## Requirement A
From the picking-pose rotation text, extract the passage starting at "3.1.3 Rotate Pose" and ending at "angle after rotation.", copied word for word.
## Requirement B
According to the picking-pose rotation text, what is the default setting of the Fixed axis parameter?

## Passage given
● ● ● ●

Rotate the Picking Pose once around the fixed axis so that the direction of the rotation axis (determined by the right-hand rule) matches the positive or negative direction of the target axis in the target coordinate system.

Usage scenario

Avoid collisions between the robot end effector and the bin.

Parameter description

Parameter	Description	Default	Range
Rotation axis	An axis of the Picking Pose. Determined by the right-hand rule, the Picking Pose is rotated counterclockwise once around the fixed axis so that the direction of the rotation axis matches the positive or negative direction of the target axis in the target coordinate system	X-axis	X/Y/Z-axis
Fixed axis	The Picking Pose is rotated counterclockwise once around the fixed axis so that the direction of the rotation axis matches the positive or negative direction of the target axis in the target coordinate system	Z-axis	X/Y/Z-axis
Target axis	An axis of the target coordinate system. The Picking Pose is rotated counterclockwise once around the fixed axis so that the direction of the rotation axis matches the positive or negative direction of the target axis in the target coordinate system	X-axis	X/Y/Z-axis
Negative target axis direction	If selected, the direction of the rotation axis is aligned with the negative direction of the target axis in the target coordinate system; otherwise, it is aligned with the positive direction of the target axis in the target coordinate system	Unchecked	/
Custom coordinate system	The coordinate system of the Picking Pose	Default coordinate system	Default coordinate system; camera coordinate system; ROI coordinate system; robot arm coordinate system

3.1.3 Rotate Pose to Align Axis

Function description

Rotate the Picking Pose around the fixed axis by 0, 90, 180, and 270 degrees respectively, calculate the angle between the rotated rotation axis and the positive or negative direction of the target axis in the camera coordinate system, and finally output the Picking Pose with the smallest angle after rotation.

● ● ● ●

## Supplied material

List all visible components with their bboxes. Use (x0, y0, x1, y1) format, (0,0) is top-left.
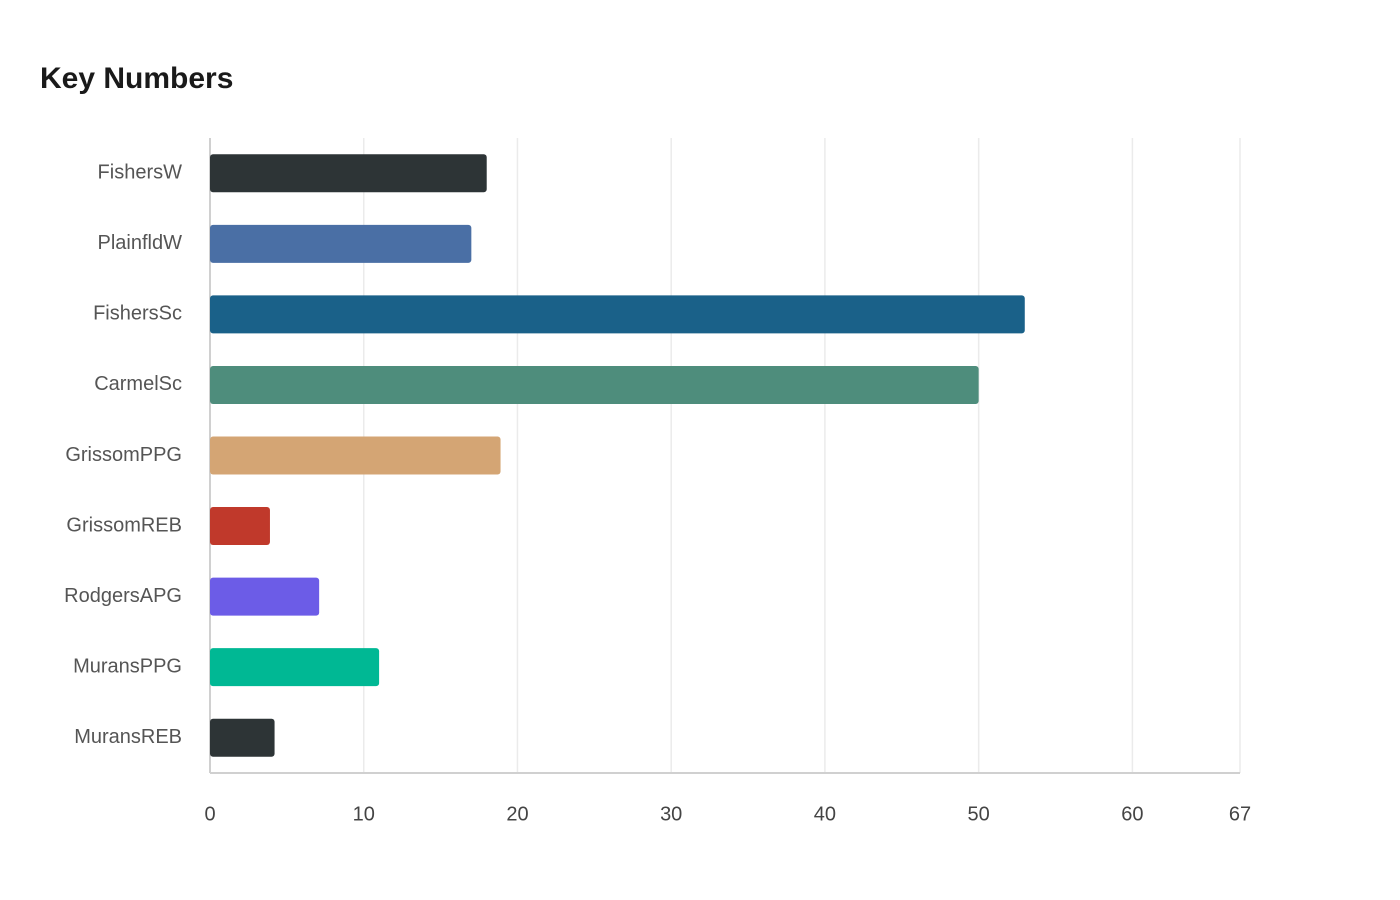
bar (210, 718, 275, 757)
x-tick-label: 50 (968, 803, 990, 825)
bar (210, 295, 1025, 334)
y-tick-label: RodgersAPG (64, 585, 182, 607)
y-tick-label: MuransREB (74, 726, 182, 748)
x-tick-label: 67 (1229, 803, 1251, 825)
y-tick-label: PlainfldW (98, 232, 183, 254)
x-tick-label: 0 (204, 803, 215, 825)
x-tick-label: 30 (660, 803, 682, 825)
x-tick-label: 10 (353, 803, 375, 825)
y-tick-label: GrissomREB (66, 514, 182, 536)
y-tick-label: CarmelSc (94, 373, 182, 395)
bar (210, 224, 472, 263)
bar (210, 648, 380, 687)
y-tick-label: FishersSc (93, 303, 182, 325)
bar (210, 154, 487, 193)
y-tick-label: GrissomPPG (65, 444, 182, 466)
y-tick-label: MuransPPG (73, 655, 182, 677)
x-tick-label: 60 (1121, 803, 1143, 825)
bar (210, 507, 270, 546)
x-tick-label: 40 (814, 803, 836, 825)
chart-title: Key Numbers (40, 62, 233, 95)
y-tick-label: FishersW (98, 162, 183, 184)
bar (210, 577, 320, 616)
bar (210, 365, 979, 404)
bar (210, 436, 501, 475)
x-tick-label: 20 (506, 803, 528, 825)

● ● ● ●

## Task result A
3.1.3 Rotate Pose to Align Axis

Function description

Rotate the Picking Pose around the fixed axis by 0, 90, 180, and 270 degrees respectively, calculate the angle between the rotated rotation axis and the positive or negative direction of the target axis in the camera coordinate system, and finally output the Picking Pose with the smallest angle after rotation.

## Task result B
Z-axis